Dataset excerpts -
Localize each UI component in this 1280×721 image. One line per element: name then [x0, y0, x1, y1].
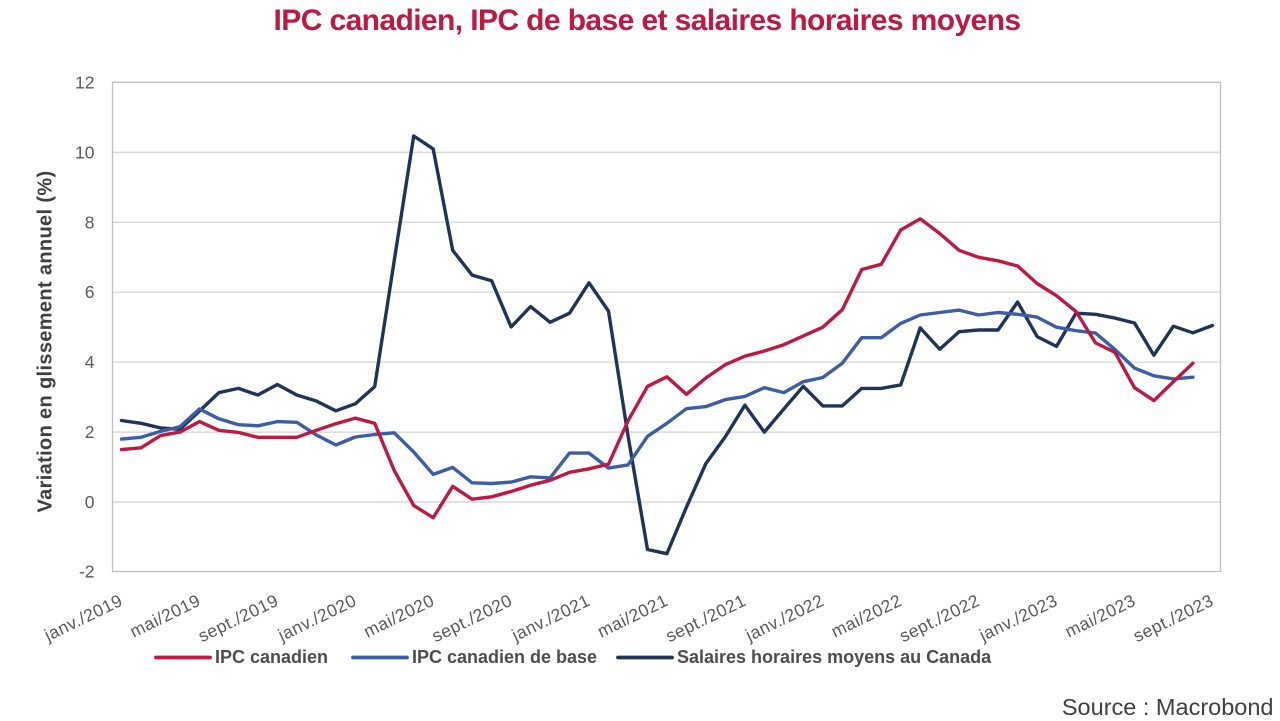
svg-text:2: 2 — [85, 422, 95, 442]
svg-text:sept./2020: sept./2020 — [429, 590, 516, 646]
svg-text:IPC canadien de base: IPC canadien de base — [412, 647, 597, 667]
svg-text:10: 10 — [75, 142, 95, 162]
svg-text:janv./2021: janv./2021 — [508, 590, 594, 645]
svg-text:janv./2023: janv./2023 — [975, 590, 1061, 645]
svg-text:janv./2022: janv./2022 — [741, 590, 827, 645]
svg-text:mai/2020: mai/2020 — [360, 590, 437, 641]
svg-text:-2: -2 — [79, 562, 95, 582]
svg-text:mai/2023: mai/2023 — [1062, 590, 1139, 641]
svg-text:sept./2022: sept./2022 — [896, 590, 983, 646]
svg-text:4: 4 — [85, 352, 95, 372]
svg-text:Salaires horaires moyens au Ca: Salaires horaires moyens au Canada — [677, 647, 992, 667]
svg-text:IPC canadien: IPC canadien — [215, 647, 328, 667]
svg-text:sept./2021: sept./2021 — [662, 590, 749, 646]
svg-text:sept./2019: sept./2019 — [195, 590, 282, 646]
svg-text:mai/2021: mai/2021 — [594, 590, 671, 641]
svg-text:12: 12 — [75, 72, 94, 92]
svg-text:0: 0 — [85, 492, 95, 512]
svg-text:8: 8 — [85, 212, 95, 232]
svg-text:Variation en glissement annuel: Variation en glissement annuel (%) — [35, 171, 57, 513]
svg-text:6: 6 — [85, 282, 95, 302]
svg-text:janv./2019: janv./2019 — [40, 590, 126, 645]
svg-text:janv./2020: janv./2020 — [274, 590, 360, 645]
svg-text:sept./2023: sept./2023 — [1130, 590, 1217, 646]
svg-text:mai/2019: mai/2019 — [127, 590, 204, 641]
svg-text:mai/2022: mai/2022 — [828, 590, 905, 641]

Description of the task -
Return every entry above word for word, without the pictures.

Written solution -
Localize each UI component in this 1280×721 image. One line per element: name then [x0, y0, x1, y1].
svg-text:2: 2 — [85, 422, 95, 442]
svg-text:sept./2020: sept./2020 — [429, 590, 516, 646]
svg-text:IPC canadien de base: IPC canadien de base — [412, 647, 597, 667]
svg-text:10: 10 — [75, 142, 95, 162]
svg-text:janv./2021: janv./2021 — [508, 590, 594, 645]
svg-text:janv./2023: janv./2023 — [975, 590, 1061, 645]
svg-text:janv./2022: janv./2022 — [741, 590, 827, 645]
svg-text:mai/2020: mai/2020 — [360, 590, 437, 641]
svg-text:-2: -2 — [79, 562, 95, 582]
svg-text:mai/2023: mai/2023 — [1062, 590, 1139, 641]
svg-text:sept./2022: sept./2022 — [896, 590, 983, 646]
svg-text:4: 4 — [85, 352, 95, 372]
svg-text:Salaires horaires moyens au Ca: Salaires horaires moyens au Canada — [677, 647, 992, 667]
svg-text:IPC canadien: IPC canadien — [215, 647, 328, 667]
svg-text:sept./2021: sept./2021 — [662, 590, 749, 646]
svg-text:sept./2019: sept./2019 — [195, 590, 282, 646]
svg-text:mai/2021: mai/2021 — [594, 590, 671, 641]
svg-text:12: 12 — [75, 72, 94, 92]
svg-text:0: 0 — [85, 492, 95, 512]
svg-text:8: 8 — [85, 212, 95, 232]
svg-text:Variation en glissement annuel: Variation en glissement annuel (%) — [35, 171, 57, 513]
svg-text:6: 6 — [85, 282, 95, 302]
svg-text:janv./2019: janv./2019 — [40, 590, 126, 645]
svg-text:janv./2020: janv./2020 — [274, 590, 360, 645]
svg-text:sept./2023: sept./2023 — [1130, 590, 1217, 646]
svg-text:mai/2019: mai/2019 — [127, 590, 204, 641]
svg-text:mai/2022: mai/2022 — [828, 590, 905, 641]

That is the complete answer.